Data records

━━━

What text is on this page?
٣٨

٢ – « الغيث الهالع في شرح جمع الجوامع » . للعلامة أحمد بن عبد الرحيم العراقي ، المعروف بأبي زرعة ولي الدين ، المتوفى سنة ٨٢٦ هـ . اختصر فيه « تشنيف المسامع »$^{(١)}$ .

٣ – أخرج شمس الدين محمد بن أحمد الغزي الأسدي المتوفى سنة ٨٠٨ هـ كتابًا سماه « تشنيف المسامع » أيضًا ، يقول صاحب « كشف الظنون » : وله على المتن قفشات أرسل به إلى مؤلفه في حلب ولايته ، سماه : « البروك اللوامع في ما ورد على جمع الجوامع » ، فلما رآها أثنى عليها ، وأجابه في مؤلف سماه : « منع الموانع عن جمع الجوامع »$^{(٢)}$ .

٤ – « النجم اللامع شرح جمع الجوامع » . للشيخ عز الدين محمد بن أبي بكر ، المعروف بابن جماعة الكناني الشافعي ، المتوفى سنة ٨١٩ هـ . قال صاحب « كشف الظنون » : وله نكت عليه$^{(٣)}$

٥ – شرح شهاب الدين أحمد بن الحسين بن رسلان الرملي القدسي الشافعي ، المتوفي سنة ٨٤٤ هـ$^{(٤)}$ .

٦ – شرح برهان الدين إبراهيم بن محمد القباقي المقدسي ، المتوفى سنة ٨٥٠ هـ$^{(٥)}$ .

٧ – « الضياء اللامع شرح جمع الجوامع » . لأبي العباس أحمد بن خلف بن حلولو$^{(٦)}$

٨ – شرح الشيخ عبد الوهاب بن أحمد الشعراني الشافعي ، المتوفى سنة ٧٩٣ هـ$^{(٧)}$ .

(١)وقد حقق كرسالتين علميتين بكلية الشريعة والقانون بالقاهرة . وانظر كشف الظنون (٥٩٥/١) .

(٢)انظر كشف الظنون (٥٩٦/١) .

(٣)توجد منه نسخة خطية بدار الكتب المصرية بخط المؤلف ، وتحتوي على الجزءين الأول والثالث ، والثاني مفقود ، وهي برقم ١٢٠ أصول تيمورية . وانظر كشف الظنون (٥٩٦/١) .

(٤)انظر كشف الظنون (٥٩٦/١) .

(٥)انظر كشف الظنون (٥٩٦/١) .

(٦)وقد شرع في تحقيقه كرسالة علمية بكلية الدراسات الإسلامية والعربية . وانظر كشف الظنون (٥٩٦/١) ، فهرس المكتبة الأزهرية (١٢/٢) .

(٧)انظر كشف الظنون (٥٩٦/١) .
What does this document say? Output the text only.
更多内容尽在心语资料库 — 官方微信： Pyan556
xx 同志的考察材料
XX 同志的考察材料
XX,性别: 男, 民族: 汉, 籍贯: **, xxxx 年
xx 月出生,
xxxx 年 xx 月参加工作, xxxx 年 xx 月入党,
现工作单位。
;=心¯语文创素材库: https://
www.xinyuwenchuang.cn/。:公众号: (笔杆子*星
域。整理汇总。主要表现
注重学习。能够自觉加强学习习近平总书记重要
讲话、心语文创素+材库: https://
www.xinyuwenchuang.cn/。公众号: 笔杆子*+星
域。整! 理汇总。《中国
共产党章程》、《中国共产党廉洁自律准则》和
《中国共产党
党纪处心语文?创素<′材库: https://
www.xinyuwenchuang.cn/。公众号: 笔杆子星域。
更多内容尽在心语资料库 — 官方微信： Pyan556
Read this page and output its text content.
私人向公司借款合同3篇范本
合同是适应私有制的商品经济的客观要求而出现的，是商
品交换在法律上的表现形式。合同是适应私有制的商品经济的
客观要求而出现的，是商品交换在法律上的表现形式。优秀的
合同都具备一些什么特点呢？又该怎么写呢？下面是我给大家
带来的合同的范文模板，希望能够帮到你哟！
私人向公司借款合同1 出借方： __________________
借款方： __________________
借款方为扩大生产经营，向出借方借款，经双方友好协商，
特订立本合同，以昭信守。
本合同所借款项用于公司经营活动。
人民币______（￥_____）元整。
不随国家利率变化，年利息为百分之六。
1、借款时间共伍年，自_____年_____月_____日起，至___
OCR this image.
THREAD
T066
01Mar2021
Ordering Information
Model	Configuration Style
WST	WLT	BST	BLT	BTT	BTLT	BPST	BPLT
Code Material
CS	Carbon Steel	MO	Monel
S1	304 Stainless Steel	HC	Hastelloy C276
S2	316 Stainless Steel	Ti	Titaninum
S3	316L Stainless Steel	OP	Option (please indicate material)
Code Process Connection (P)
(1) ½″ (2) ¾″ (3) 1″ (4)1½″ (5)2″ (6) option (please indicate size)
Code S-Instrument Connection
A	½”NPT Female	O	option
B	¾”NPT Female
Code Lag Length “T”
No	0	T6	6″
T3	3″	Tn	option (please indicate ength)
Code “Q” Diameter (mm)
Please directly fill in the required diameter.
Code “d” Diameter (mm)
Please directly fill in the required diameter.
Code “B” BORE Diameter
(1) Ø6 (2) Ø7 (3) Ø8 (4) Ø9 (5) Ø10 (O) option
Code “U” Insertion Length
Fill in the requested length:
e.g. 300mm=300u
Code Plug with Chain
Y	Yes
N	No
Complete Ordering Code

━━━

▶ _Exercise brief_: Find each line holding the string "xxxx" and copy it out.

▶ _Response for this exercise_:
XX,性别: 男, 民族: 汉, 籍贯: **, xxxx 年
xxxx 年 xx 月参加工作, xxxx 年 xx 月入党,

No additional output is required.